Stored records
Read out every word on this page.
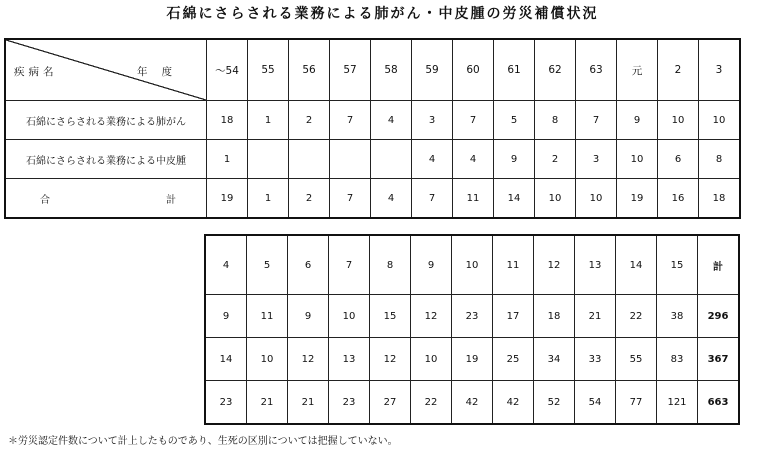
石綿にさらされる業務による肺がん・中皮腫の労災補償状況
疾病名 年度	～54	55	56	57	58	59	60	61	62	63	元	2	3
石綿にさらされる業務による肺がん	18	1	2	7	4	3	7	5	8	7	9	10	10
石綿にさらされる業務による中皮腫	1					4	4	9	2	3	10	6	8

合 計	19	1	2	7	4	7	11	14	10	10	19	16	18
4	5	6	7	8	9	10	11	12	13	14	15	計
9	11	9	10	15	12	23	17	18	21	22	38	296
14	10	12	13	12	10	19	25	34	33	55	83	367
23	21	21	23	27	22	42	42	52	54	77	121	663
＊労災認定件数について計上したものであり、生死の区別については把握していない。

...

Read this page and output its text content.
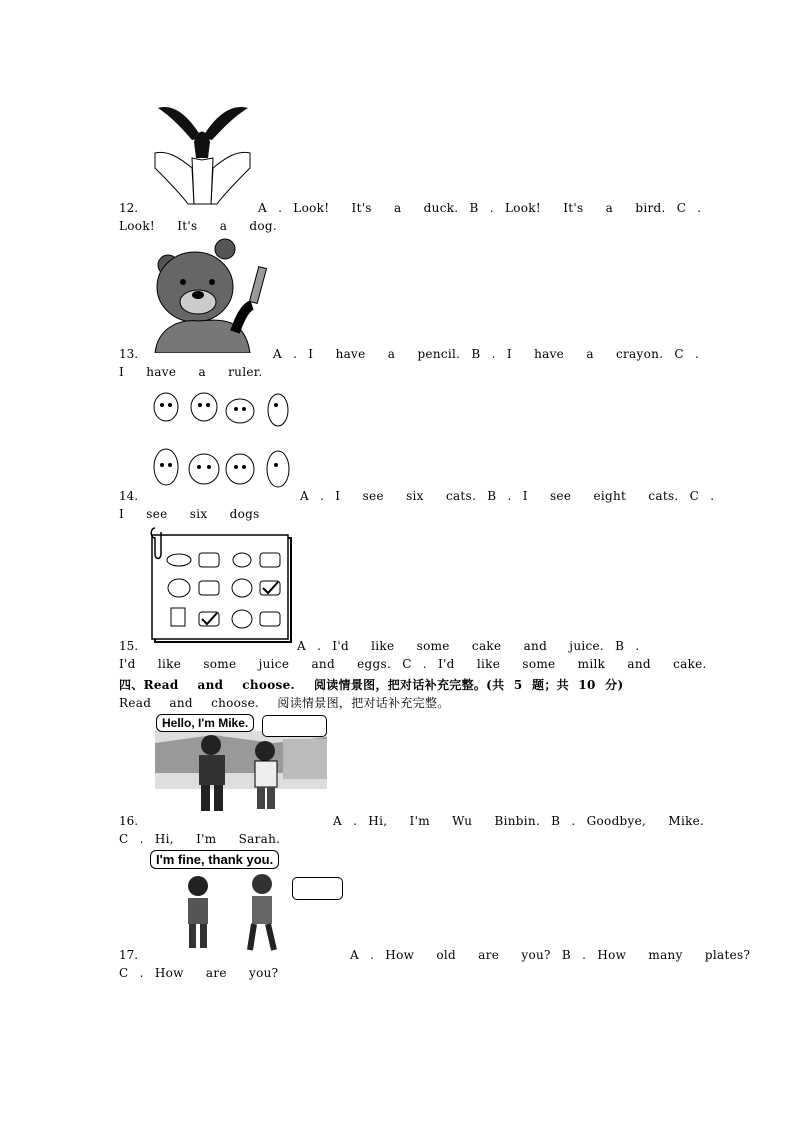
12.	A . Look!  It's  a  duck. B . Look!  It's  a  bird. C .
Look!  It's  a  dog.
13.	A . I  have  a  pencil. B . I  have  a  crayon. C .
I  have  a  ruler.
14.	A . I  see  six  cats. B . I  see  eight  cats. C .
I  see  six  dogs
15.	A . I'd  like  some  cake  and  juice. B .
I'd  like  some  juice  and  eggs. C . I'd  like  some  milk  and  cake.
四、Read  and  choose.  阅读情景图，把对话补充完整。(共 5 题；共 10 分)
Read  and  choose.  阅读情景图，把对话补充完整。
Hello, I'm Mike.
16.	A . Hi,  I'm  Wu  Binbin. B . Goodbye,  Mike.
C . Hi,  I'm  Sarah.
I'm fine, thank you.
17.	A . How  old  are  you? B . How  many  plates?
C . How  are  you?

TASK TO CARRY OUT: Looking at the listing above, count the lines that contain "Mike" and give nothing but the number.

FULL RESPONSE: 2